### Material for the task ###

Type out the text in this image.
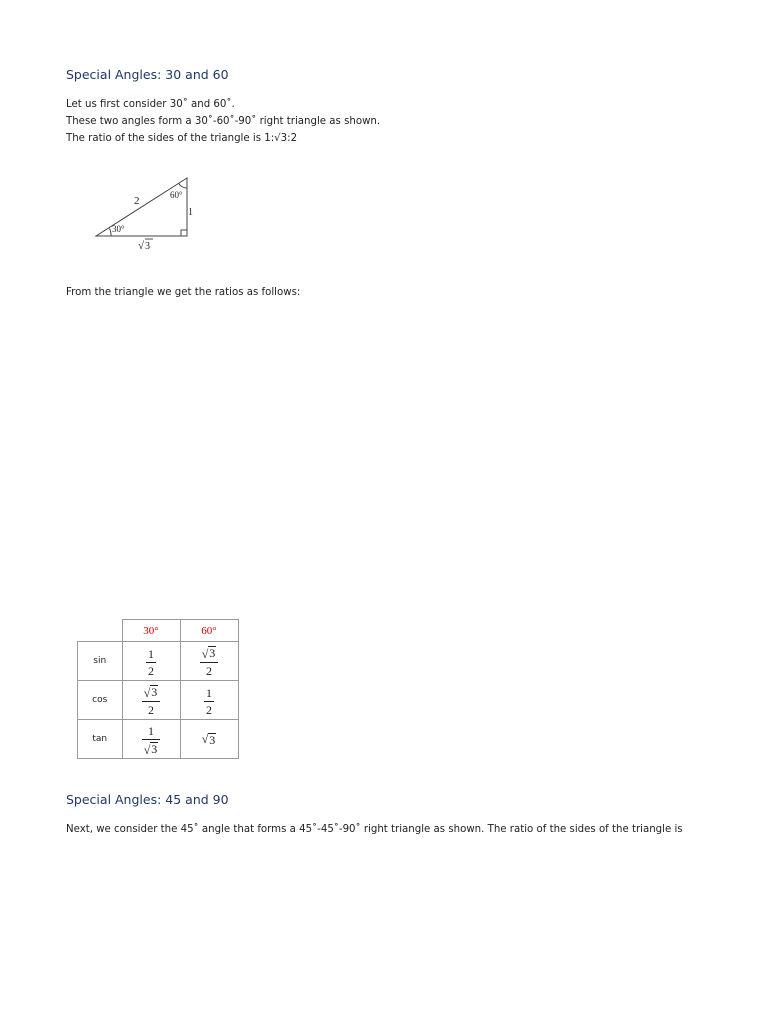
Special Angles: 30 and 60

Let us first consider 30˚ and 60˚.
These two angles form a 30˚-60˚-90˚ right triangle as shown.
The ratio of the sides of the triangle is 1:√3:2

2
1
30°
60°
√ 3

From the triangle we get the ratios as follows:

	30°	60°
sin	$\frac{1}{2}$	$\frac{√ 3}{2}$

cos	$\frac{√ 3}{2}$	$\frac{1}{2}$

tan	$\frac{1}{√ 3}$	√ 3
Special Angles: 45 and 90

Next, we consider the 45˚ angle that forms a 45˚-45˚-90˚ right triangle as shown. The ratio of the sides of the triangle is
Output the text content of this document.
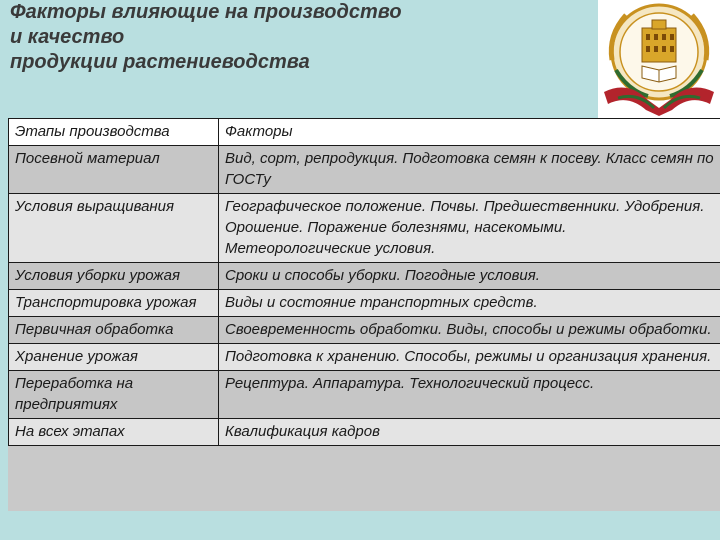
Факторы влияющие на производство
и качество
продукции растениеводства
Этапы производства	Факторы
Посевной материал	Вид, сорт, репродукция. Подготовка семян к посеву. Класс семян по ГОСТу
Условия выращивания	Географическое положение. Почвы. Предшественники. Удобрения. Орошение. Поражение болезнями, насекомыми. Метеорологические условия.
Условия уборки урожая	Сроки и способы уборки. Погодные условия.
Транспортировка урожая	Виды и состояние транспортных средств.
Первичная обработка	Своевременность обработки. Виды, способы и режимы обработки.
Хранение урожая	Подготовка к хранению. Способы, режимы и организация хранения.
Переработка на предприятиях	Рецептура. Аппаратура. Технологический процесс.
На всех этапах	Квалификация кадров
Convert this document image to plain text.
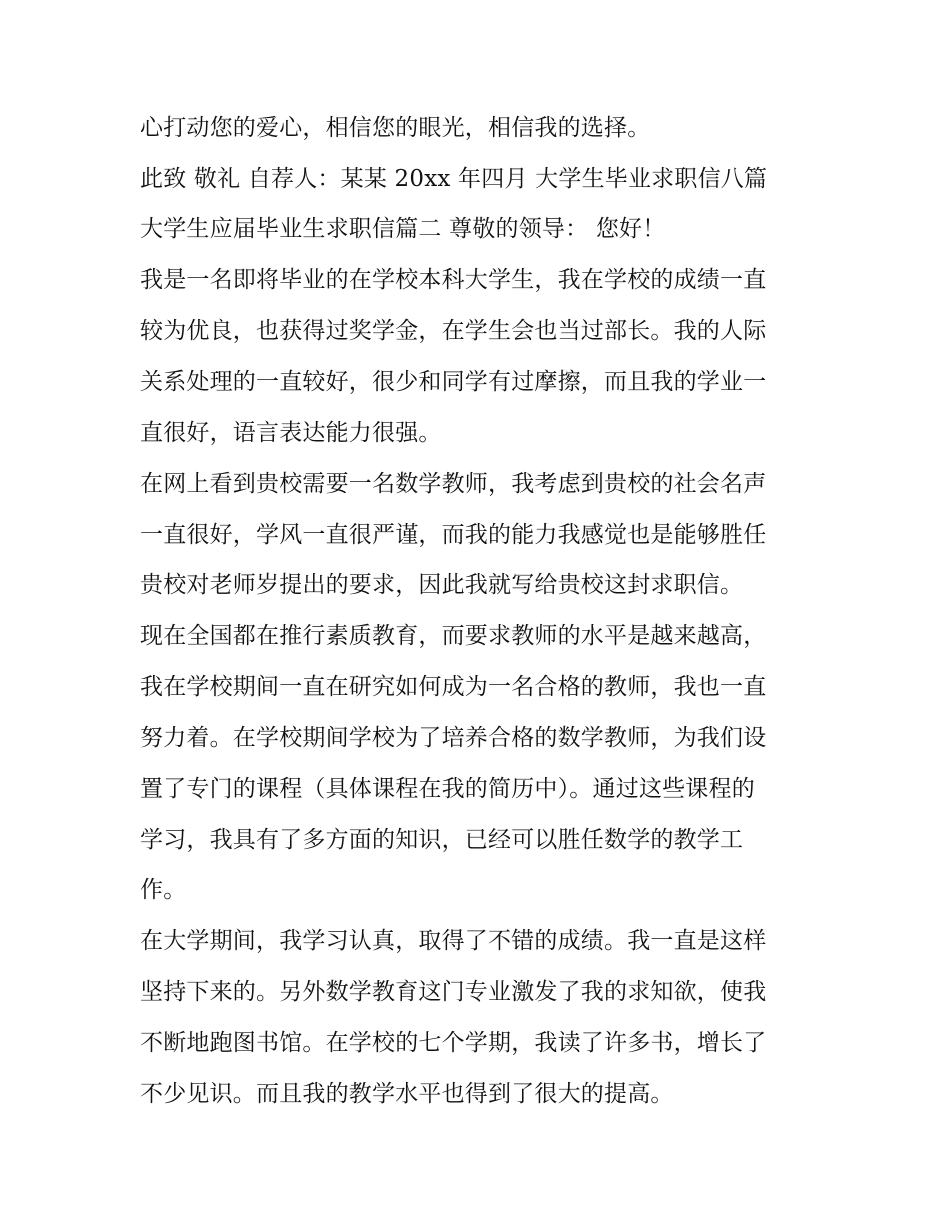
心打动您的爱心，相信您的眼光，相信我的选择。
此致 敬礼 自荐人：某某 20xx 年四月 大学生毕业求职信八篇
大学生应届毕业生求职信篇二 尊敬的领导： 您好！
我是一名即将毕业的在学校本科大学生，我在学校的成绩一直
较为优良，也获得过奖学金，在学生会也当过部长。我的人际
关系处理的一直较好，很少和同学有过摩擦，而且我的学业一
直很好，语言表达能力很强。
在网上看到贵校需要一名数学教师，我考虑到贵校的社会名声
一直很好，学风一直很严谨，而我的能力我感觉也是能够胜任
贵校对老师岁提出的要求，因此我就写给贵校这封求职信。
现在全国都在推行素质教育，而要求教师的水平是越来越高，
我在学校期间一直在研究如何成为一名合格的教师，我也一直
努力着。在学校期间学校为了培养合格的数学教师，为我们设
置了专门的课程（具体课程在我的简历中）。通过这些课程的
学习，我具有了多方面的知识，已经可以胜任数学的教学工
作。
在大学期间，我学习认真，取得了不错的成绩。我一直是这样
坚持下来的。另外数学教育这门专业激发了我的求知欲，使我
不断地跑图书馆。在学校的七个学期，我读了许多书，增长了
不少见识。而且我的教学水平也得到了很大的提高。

###
### Material for the task ###

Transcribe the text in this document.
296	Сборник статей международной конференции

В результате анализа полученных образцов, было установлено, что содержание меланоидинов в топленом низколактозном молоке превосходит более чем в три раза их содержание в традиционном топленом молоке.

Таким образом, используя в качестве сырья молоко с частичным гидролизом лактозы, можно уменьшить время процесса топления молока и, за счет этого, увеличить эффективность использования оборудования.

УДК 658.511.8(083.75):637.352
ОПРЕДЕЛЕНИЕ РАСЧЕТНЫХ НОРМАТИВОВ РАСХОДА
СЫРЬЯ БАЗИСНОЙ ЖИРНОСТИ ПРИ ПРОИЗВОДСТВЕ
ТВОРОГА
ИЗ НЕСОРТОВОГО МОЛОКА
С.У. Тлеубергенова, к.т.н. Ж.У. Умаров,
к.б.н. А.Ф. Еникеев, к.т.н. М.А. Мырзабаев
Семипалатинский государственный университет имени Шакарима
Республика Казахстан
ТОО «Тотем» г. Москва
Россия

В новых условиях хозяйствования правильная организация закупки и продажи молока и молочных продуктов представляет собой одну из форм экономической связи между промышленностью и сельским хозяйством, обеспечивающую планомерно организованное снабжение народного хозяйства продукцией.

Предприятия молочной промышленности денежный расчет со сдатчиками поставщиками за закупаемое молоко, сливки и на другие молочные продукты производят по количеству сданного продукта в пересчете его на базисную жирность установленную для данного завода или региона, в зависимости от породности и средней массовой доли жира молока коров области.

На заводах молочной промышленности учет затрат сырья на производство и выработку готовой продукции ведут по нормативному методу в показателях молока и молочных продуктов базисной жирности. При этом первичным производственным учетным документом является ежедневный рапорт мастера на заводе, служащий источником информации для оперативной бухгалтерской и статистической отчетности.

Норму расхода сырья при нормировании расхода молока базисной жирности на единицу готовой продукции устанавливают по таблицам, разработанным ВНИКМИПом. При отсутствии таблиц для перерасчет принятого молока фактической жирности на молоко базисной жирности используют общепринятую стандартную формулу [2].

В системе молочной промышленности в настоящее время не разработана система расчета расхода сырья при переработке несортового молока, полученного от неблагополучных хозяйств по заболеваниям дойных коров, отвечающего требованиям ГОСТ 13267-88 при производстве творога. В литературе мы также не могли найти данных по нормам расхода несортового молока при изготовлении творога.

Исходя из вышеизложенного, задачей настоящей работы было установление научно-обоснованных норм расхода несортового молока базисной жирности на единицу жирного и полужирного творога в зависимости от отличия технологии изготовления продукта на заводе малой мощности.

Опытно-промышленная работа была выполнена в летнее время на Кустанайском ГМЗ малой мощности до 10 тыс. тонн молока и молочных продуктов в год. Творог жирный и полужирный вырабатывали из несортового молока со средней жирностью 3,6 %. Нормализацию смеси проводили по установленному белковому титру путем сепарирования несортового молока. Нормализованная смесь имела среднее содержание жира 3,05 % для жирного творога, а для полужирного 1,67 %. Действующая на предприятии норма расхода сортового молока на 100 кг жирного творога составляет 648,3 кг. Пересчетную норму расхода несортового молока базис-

###
### Material for the task ###

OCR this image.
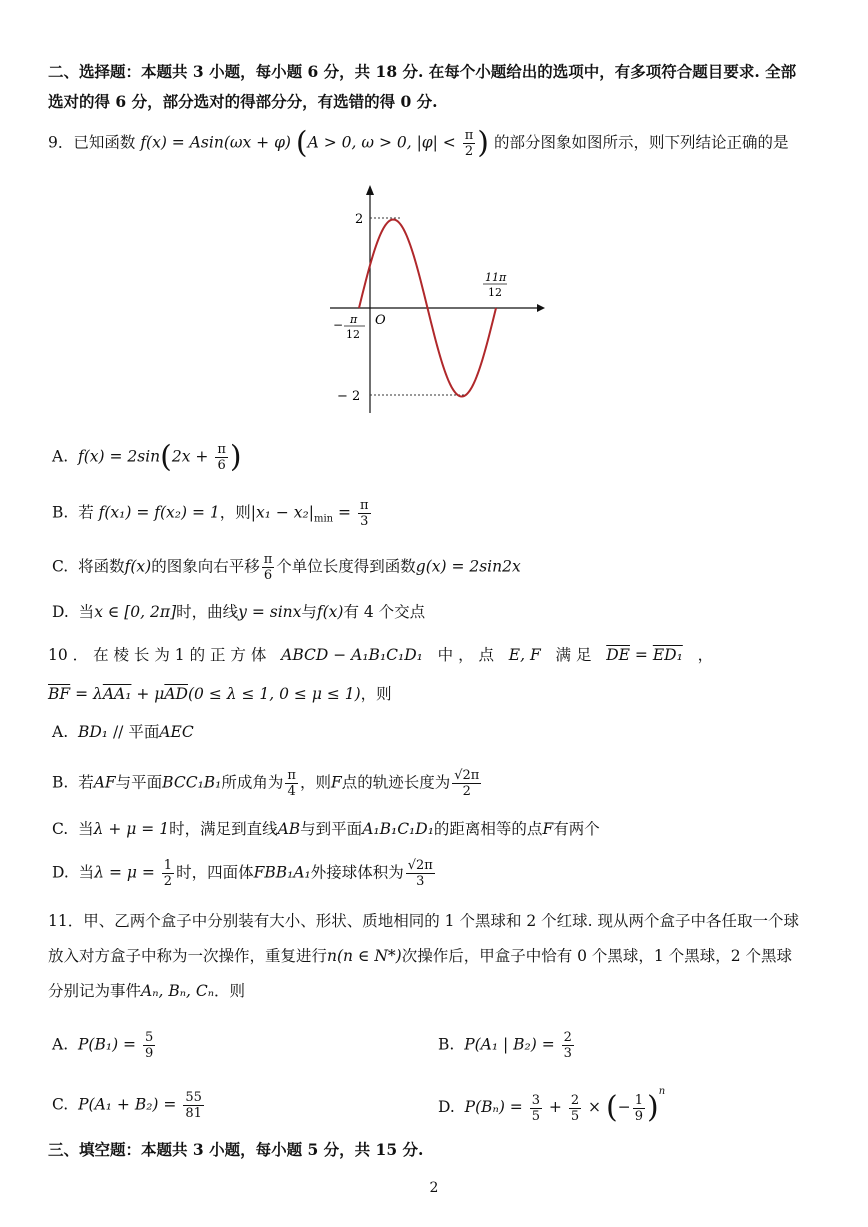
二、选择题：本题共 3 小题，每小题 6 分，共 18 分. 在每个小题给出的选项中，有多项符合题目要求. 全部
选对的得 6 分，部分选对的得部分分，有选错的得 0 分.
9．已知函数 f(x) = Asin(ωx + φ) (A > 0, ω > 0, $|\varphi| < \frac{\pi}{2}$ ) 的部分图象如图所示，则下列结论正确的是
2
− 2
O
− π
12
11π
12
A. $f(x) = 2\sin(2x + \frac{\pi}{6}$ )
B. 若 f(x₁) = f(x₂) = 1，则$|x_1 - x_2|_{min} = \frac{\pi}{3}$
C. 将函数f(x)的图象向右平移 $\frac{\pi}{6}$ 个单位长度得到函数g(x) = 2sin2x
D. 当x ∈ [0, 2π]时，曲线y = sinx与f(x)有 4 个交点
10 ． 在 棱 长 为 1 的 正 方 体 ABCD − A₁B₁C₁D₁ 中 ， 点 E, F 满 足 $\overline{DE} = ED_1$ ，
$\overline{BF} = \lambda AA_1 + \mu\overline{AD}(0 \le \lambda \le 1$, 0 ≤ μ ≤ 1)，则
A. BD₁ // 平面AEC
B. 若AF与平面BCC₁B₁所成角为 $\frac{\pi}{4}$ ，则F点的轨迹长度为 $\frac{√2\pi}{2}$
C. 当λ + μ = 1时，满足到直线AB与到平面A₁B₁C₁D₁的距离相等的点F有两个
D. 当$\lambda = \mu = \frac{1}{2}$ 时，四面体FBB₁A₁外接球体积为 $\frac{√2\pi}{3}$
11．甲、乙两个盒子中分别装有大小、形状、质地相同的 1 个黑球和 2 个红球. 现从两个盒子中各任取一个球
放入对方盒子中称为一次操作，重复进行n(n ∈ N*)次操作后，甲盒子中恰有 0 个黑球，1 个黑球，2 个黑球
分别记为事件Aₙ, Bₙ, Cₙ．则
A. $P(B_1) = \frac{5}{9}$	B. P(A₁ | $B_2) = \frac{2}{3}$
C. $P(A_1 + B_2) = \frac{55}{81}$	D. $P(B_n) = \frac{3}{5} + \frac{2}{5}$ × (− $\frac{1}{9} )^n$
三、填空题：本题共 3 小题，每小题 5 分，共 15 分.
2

###

» Task instructions: Copy every line of the listing containing the string "sides".

» The completed task:
The ratio of the sides of the triangle is 1:√3:2
Next, we consider the 45˚ angle that forms a 45˚-45˚-90˚ right triangle as shown. The ratio of the sides of the triangle is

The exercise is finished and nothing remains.